[BEGIN PROVIDED MATERIAL]

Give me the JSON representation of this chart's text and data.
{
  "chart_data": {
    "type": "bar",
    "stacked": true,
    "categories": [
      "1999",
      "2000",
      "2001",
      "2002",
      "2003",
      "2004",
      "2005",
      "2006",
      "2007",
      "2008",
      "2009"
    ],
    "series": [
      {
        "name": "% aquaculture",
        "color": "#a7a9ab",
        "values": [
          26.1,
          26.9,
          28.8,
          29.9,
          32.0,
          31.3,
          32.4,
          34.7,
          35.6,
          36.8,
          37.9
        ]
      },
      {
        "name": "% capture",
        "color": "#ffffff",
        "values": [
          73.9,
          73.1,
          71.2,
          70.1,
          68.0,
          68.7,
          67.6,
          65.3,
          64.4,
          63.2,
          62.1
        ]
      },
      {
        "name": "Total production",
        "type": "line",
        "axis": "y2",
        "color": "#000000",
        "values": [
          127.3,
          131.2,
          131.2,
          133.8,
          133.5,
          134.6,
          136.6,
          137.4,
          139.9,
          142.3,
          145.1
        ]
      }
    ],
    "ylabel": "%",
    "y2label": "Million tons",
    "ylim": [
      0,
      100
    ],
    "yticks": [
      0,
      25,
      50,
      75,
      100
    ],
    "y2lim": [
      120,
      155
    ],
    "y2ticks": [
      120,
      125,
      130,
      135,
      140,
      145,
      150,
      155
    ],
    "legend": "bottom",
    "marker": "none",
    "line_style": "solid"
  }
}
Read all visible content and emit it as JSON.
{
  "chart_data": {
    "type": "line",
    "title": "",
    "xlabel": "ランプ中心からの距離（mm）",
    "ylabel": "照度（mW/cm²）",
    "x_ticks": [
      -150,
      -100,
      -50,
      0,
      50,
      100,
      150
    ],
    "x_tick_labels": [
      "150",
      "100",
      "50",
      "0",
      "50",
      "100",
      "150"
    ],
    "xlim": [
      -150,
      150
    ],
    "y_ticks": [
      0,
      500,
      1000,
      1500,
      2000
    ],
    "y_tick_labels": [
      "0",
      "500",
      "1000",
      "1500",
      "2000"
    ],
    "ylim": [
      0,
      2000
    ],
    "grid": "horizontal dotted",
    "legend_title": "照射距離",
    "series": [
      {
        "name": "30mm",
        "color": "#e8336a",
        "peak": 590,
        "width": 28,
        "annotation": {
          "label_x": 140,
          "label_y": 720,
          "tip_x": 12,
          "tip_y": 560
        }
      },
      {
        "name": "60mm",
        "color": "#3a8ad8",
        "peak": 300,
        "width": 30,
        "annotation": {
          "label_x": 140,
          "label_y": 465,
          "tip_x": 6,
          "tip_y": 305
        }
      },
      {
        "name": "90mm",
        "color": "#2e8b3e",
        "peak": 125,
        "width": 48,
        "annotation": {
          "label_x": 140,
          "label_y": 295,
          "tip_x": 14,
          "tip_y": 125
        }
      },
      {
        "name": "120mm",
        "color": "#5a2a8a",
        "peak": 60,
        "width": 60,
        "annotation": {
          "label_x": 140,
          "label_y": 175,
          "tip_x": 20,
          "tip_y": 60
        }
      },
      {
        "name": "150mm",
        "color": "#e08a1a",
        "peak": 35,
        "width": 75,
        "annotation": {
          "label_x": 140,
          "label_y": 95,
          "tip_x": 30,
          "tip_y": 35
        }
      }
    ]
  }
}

[END PROVIDED MATERIAL]

» EXERCISE DIRECTIONS
Write down every line of the data exactly as it appears above.

» EXERCISE RESPONSE
Give me the JSON representation of this chart's text and data.
{
  "chart_data": {
    "type": "bar",
    "stacked": true,
    "categories": [
      "1999",
      "2000",
      "2001",
      "2002",
      "2003",
      "2004",
      "2005",
      "2006",
      "2007",
      "2008",
      "2009"
    ],
    "series": [
      {
        "name": "% aquaculture",
        "color": "#a7a9ab",
        "values": [
          26.1,
          26.9,
          28.8,
          29.9,
          32.0,
          31.3,
          32.4,
          34.7,
          35.6,
          36.8,
          37.9
        ]
      },
      {
        "name": "% capture",
        "color": "#ffffff",
        "values": [
          73.9,
          73.1,
          71.2,
          70.1,
          68.0,
          68.7,
          67.6,
          65.3,
          64.4,
          63.2,
          62.1
        ]
      },
      {
        "name": "Total production",
        "type": "line",
        "axis": "y2",
        "color": "#000000",
        "values": [
          127.3,
          131.2,
          131.2,
          133.8,
          133.5,
          134.6,
          136.6,
          137.4,
          139.9,
          142.3,
          145.1
        ]
      }
    ],
    "ylabel": "%",
    "y2label": "Million tons",
    "ylim": [
      0,
      100
    ],
    "yticks": [
      0,
      25,
      50,
      75,
      100
    ],
    "y2lim": [
      120,
      155
    ],
    "y2ticks": [
      120,
      125,
      130,
      135,
      140,
      145,
      150,
      155
    ],
    "legend": "bottom",
    "marker": "none",
    "line_style": "solid"
  }
}
Read all visible content and emit it as JSON.
{
  "chart_data": {
    "type": "line",
    "title": "",
    "xlabel": "ランプ中心からの距離（mm）",
    "ylabel": "照度（mW/cm²）",
    "x_ticks": [
      -150,
      -100,
      -50,
      0,
      50,
      100,
      150
    ],
    "x_tick_labels": [
      "150",
      "100",
      "50",
      "0",
      "50",
      "100",
      "150"
    ],
    "xlim": [
      -150,
      150
    ],
    "y_ticks": [
      0,
      500,
      1000,
      1500,
      2000
    ],
    "y_tick_labels": [
      "0",
      "500",
      "1000",
      "1500",
      "2000"
    ],
    "ylim": [
      0,
      2000
    ],
    "grid": "horizontal dotted",
    "legend_title": "照射距離",
    "series": [
      {
        "name": "30mm",
        "color": "#e8336a",
        "peak": 590,
        "width": 28,
        "annotation": {
          "label_x": 140,
          "label_y": 720,
          "tip_x": 12,
          "tip_y": 560
        }
      },
      {
        "name": "60mm",
        "color": "#3a8ad8",
        "peak": 300,
        "width": 30,
        "annotation": {
          "label_x": 140,
          "label_y": 465,
          "tip_x": 6,
          "tip_y": 305
        }
      },
      {
        "name": "90mm",
        "color": "#2e8b3e",
        "peak": 125,
        "width": 48,
        "annotation": {
          "label_x": 140,
          "label_y": 295,
          "tip_x": 14,
          "tip_y": 125
        }
      },
      {
        "name": "120mm",
        "color": "#5a2a8a",
        "peak": 60,
        "width": 60,
        "annotation": {
          "label_x": 140,
          "label_y": 175,
          "tip_x": 20,
          "tip_y": 60
        }
      },
      {
        "name": "150mm",
        "color": "#e08a1a",
        "peak": 35,
        "width": 75,
        "annotation": {
          "label_x": 140,
          "label_y": 95,
          "tip_x": 30,
          "tip_y": 35
        }
      }
    ]
  }
}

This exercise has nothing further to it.